- [WHAT THE TASK ASKS]: In full and without alteration, give the listing again.

————————

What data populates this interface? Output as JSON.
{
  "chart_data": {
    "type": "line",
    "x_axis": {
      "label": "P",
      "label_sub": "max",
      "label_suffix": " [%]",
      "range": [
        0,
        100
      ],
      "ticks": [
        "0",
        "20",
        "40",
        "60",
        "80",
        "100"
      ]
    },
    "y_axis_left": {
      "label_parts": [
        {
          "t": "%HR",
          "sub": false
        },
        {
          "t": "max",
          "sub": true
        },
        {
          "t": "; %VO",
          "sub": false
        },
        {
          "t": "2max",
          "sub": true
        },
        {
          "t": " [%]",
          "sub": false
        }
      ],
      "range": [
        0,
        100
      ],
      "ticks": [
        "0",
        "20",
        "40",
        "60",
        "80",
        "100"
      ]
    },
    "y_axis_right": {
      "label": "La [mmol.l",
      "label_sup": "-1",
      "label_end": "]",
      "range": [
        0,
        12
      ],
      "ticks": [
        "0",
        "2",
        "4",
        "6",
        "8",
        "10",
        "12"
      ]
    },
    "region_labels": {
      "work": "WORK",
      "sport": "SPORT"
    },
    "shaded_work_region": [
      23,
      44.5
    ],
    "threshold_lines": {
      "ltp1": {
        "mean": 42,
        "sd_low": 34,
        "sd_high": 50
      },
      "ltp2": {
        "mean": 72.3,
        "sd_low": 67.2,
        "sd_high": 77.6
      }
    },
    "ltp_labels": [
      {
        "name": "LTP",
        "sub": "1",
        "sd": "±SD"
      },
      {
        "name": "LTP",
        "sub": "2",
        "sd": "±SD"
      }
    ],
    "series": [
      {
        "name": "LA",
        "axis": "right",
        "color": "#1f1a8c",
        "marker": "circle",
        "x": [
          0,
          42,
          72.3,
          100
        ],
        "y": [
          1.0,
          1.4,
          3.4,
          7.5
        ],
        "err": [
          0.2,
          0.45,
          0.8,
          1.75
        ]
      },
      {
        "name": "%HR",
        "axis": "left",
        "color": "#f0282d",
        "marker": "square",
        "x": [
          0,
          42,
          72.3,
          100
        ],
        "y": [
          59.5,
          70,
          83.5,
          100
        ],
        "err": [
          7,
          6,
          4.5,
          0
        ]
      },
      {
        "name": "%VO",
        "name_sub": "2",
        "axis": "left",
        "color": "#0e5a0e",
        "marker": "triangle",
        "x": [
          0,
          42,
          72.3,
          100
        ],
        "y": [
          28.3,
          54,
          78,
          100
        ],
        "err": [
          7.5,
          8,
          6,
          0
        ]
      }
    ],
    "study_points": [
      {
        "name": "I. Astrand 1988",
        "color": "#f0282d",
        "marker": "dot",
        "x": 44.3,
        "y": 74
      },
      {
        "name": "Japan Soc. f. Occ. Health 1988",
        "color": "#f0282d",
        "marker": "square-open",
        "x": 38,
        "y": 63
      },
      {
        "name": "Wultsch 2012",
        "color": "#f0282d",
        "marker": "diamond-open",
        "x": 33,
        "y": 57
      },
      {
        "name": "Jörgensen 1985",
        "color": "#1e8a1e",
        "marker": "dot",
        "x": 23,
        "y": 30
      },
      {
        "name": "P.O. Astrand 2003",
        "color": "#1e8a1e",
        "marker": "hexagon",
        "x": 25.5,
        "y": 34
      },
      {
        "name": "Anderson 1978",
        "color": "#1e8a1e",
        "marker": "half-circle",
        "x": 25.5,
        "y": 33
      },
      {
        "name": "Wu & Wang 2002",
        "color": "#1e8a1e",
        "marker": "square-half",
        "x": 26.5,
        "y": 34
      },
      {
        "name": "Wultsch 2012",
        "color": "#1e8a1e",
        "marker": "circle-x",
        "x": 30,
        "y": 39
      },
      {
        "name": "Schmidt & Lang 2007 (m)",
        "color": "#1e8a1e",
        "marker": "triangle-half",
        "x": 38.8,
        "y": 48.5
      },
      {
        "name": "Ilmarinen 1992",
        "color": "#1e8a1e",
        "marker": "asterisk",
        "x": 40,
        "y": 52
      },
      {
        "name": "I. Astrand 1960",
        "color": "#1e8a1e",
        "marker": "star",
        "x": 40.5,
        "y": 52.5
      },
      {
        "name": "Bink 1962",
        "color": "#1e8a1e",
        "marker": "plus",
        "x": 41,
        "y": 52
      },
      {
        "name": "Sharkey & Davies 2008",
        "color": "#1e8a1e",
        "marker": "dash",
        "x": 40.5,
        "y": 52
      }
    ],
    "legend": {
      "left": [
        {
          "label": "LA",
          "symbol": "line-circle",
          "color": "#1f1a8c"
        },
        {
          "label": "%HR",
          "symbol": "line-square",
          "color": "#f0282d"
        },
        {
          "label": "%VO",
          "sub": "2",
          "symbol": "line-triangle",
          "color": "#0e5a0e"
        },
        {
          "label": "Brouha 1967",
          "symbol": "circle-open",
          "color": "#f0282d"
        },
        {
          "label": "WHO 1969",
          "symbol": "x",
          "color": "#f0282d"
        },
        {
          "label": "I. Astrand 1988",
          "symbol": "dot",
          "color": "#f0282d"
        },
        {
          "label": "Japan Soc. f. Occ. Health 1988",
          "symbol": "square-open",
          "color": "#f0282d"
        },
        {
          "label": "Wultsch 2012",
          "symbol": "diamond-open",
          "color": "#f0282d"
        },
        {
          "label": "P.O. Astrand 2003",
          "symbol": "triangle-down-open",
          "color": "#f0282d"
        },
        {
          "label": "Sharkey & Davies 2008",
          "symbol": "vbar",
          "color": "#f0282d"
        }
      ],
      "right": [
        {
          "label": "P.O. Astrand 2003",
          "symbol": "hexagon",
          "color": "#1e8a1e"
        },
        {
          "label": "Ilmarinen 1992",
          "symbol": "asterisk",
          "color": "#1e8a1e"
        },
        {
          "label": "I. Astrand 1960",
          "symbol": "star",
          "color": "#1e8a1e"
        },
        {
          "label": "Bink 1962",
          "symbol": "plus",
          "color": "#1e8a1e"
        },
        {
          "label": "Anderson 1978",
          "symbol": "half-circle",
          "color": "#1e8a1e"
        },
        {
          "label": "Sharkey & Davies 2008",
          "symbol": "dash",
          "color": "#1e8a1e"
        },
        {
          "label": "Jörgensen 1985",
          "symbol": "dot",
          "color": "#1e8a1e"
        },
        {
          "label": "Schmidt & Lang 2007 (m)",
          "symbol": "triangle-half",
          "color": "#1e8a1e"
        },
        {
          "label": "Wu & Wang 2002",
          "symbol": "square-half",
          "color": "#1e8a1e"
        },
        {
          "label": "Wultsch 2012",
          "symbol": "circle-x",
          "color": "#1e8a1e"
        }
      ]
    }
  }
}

————————

- [OUTPUT FOR THIS TASK]:
What data populates this interface? Output as JSON.
{
  "chart_data": {
    "type": "line",
    "x_axis": {
      "label": "P",
      "label_sub": "max",
      "label_suffix": " [%]",
      "range": [
        0,
        100
      ],
      "ticks": [
        "0",
        "20",
        "40",
        "60",
        "80",
        "100"
      ]
    },
    "y_axis_left": {
      "label_parts": [
        {
          "t": "%HR",
          "sub": false
        },
        {
          "t": "max",
          "sub": true
        },
        {
          "t": "; %VO",
          "sub": false
        },
        {
          "t": "2max",
          "sub": true
        },
        {
          "t": " [%]",
          "sub": false
        }
      ],
      "range": [
        0,
        100
      ],
      "ticks": [
        "0",
        "20",
        "40",
        "60",
        "80",
        "100"
      ]
    },
    "y_axis_right": {
      "label": "La [mmol.l",
      "label_sup": "-1",
      "label_end": "]",
      "range": [
        0,
        12
      ],
      "ticks": [
        "0",
        "2",
        "4",
        "6",
        "8",
        "10",
        "12"
      ]
    },
    "region_labels": {
      "work": "WORK",
      "sport": "SPORT"
    },
    "shaded_work_region": [
      23,
      44.5
    ],
    "threshold_lines": {
      "ltp1": {
        "mean": 42,
        "sd_low": 34,
        "sd_high": 50
      },
      "ltp2": {
        "mean": 72.3,
        "sd_low": 67.2,
        "sd_high": 77.6
      }
    },
    "ltp_labels": [
      {
        "name": "LTP",
        "sub": "1",
        "sd": "±SD"
      },
      {
        "name": "LTP",
        "sub": "2",
        "sd": "±SD"
      }
    ],
    "series": [
      {
        "name": "LA",
        "axis": "right",
        "color": "#1f1a8c",
        "marker": "circle",
        "x": [
          0,
          42,
          72.3,
          100
        ],
        "y": [
          1.0,
          1.4,
          3.4,
          7.5
        ],
        "err": [
          0.2,
          0.45,
          0.8,
          1.75
        ]
      },
      {
        "name": "%HR",
        "axis": "left",
        "color": "#f0282d",
        "marker": "square",
        "x": [
          0,
          42,
          72.3,
          100
        ],
        "y": [
          59.5,
          70,
          83.5,
          100
        ],
        "err": [
          7,
          6,
          4.5,
          0
        ]
      },
      {
        "name": "%VO",
        "name_sub": "2",
        "axis": "left",
        "color": "#0e5a0e",
        "marker": "triangle",
        "x": [
          0,
          42,
          72.3,
          100
        ],
        "y": [
          28.3,
          54,
          78,
          100
        ],
        "err": [
          7.5,
          8,
          6,
          0
        ]
      }
    ],
    "study_points": [
      {
        "name": "I. Astrand 1988",
        "color": "#f0282d",
        "marker": "dot",
        "x": 44.3,
        "y": 74
      },
      {
        "name": "Japan Soc. f. Occ. Health 1988",
        "color": "#f0282d",
        "marker": "square-open",
        "x": 38,
        "y": 63
      },
      {
        "name": "Wultsch 2012",
        "color": "#f0282d",
        "marker": "diamond-open",
        "x": 33,
        "y": 57
      },
      {
        "name": "Jörgensen 1985",
        "color": "#1e8a1e",
        "marker": "dot",
        "x": 23,
        "y": 30
      },
      {
        "name": "P.O. Astrand 2003",
        "color": "#1e8a1e",
        "marker": "hexagon",
        "x": 25.5,
        "y": 34
      },
      {
        "name": "Anderson 1978",
        "color": "#1e8a1e",
        "marker": "half-circle",
        "x": 25.5,
        "y": 33
      },
      {
        "name": "Wu & Wang 2002",
        "color": "#1e8a1e",
        "marker": "square-half",
        "x": 26.5,
        "y": 34
      },
      {
        "name": "Wultsch 2012",
        "color": "#1e8a1e",
        "marker": "circle-x",
        "x": 30,
        "y": 39
      },
      {
        "name": "Schmidt & Lang 2007 (m)",
        "color": "#1e8a1e",
        "marker": "triangle-half",
        "x": 38.8,
        "y": 48.5
      },
      {
        "name": "Ilmarinen 1992",
        "color": "#1e8a1e",
        "marker": "asterisk",
        "x": 40,
        "y": 52
      },
      {
        "name": "I. Astrand 1960",
        "color": "#1e8a1e",
        "marker": "star",
        "x": 40.5,
        "y": 52.5
      },
      {
        "name": "Bink 1962",
        "color": "#1e8a1e",
        "marker": "plus",
        "x": 41,
        "y": 52
      },
      {
        "name": "Sharkey & Davies 2008",
        "color": "#1e8a1e",
        "marker": "dash",
        "x": 40.5,
        "y": 52
      }
    ],
    "legend": {
      "left": [
        {
          "label": "LA",
          "symbol": "line-circle",
          "color": "#1f1a8c"
        },
        {
          "label": "%HR",
          "symbol": "line-square",
          "color": "#f0282d"
        },
        {
          "label": "%VO",
          "sub": "2",
          "symbol": "line-triangle",
          "color": "#0e5a0e"
        },
        {
          "label": "Brouha 1967",
          "symbol": "circle-open",
          "color": "#f0282d"
        },
        {
          "label": "WHO 1969",
          "symbol": "x",
          "color": "#f0282d"
        },
        {
          "label": "I. Astrand 1988",
          "symbol": "dot",
          "color": "#f0282d"
        },
        {
          "label": "Japan Soc. f. Occ. Health 1988",
          "symbol": "square-open",
          "color": "#f0282d"
        },
        {
          "label": "Wultsch 2012",
          "symbol": "diamond-open",
          "color": "#f0282d"
        },
        {
          "label": "P.O. Astrand 2003",
          "symbol": "triangle-down-open",
          "color": "#f0282d"
        },
        {
          "label": "Sharkey & Davies 2008",
          "symbol": "vbar",
          "color": "#f0282d"
        }
      ],
      "right": [
        {
          "label": "P.O. Astrand 2003",
          "symbol": "hexagon",
          "color": "#1e8a1e"
        },
        {
          "label": "Ilmarinen 1992",
          "symbol": "asterisk",
          "color": "#1e8a1e"
        },
        {
          "label": "I. Astrand 1960",
          "symbol": "star",
          "color": "#1e8a1e"
        },
        {
          "label": "Bink 1962",
          "symbol": "plus",
          "color": "#1e8a1e"
        },
        {
          "label": "Anderson 1978",
          "symbol": "half-circle",
          "color": "#1e8a1e"
        },
        {
          "label": "Sharkey & Davies 2008",
          "symbol": "dash",
          "color": "#1e8a1e"
        },
        {
          "label": "Jörgensen 1985",
          "symbol": "dot",
          "color": "#1e8a1e"
        },
        {
          "label": "Schmidt & Lang 2007 (m)",
          "symbol": "triangle-half",
          "color": "#1e8a1e"
        },
        {
          "label": "Wu & Wang 2002",
          "symbol": "square-half",
          "color": "#1e8a1e"
        },
        {
          "label": "Wultsch 2012",
          "symbol": "circle-x",
          "color": "#1e8a1e"
        }
      ]
    }
  }
}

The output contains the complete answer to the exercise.